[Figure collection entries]
--------------------------------

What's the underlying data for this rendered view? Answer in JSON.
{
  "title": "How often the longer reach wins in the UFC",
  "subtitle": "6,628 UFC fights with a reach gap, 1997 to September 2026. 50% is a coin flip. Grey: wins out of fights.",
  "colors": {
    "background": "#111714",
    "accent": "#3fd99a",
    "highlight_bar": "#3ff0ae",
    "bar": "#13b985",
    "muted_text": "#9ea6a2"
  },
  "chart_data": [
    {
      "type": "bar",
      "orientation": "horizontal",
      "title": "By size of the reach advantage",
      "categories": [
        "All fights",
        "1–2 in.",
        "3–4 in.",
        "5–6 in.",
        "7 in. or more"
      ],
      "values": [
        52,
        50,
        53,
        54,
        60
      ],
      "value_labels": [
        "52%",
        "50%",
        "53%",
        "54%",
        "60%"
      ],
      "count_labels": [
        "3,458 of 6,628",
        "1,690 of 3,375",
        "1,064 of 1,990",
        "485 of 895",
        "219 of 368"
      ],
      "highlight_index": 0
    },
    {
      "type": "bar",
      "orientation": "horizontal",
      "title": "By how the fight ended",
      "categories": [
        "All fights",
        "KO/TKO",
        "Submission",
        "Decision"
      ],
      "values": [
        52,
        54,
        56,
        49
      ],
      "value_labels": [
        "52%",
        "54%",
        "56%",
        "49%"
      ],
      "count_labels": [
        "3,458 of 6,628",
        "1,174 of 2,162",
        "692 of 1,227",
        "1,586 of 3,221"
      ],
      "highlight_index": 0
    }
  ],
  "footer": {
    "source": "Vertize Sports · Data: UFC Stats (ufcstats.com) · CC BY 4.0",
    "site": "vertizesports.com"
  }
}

--------------------------------

### [Exercise details]
Write every entry out again exactly.

### [Output for this task]
What's the underlying data for this rendered view? Answer in JSON.
{
  "title": "How often the longer reach wins in the UFC",
  "subtitle": "6,628 UFC fights with a reach gap, 1997 to September 2026. 50% is a coin flip. Grey: wins out of fights.",
  "colors": {
    "background": "#111714",
    "accent": "#3fd99a",
    "highlight_bar": "#3ff0ae",
    "bar": "#13b985",
    "muted_text": "#9ea6a2"
  },
  "chart_data": [
    {
      "type": "bar",
      "orientation": "horizontal",
      "title": "By size of the reach advantage",
      "categories": [
        "All fights",
        "1–2 in.",
        "3–4 in.",
        "5–6 in.",
        "7 in. or more"
      ],
      "values": [
        52,
        50,
        53,
        54,
        60
      ],
      "value_labels": [
        "52%",
        "50%",
        "53%",
        "54%",
        "60%"
      ],
      "count_labels": [
        "3,458 of 6,628",
        "1,690 of 3,375",
        "1,064 of 1,990",
        "485 of 895",
        "219 of 368"
      ],
      "highlight_index": 0
    },
    {
      "type": "bar",
      "orientation": "horizontal",
      "title": "By how the fight ended",
      "categories": [
        "All fights",
        "KO/TKO",
        "Submission",
        "Decision"
      ],
      "values": [
        52,
        54,
        56,
        49
      ],
      "value_labels": [
        "52%",
        "54%",
        "56%",
        "49%"
      ],
      "count_labels": [
        "3,458 of 6,628",
        "1,174 of 2,162",
        "692 of 1,227",
        "1,586 of 3,221"
      ],
      "highlight_index": 0
    }
  ],
  "footer": {
    "source": "Vertize Sports · Data: UFC Stats (ufcstats.com) · CC BY 4.0",
    "site": "vertizesports.com"
  }
}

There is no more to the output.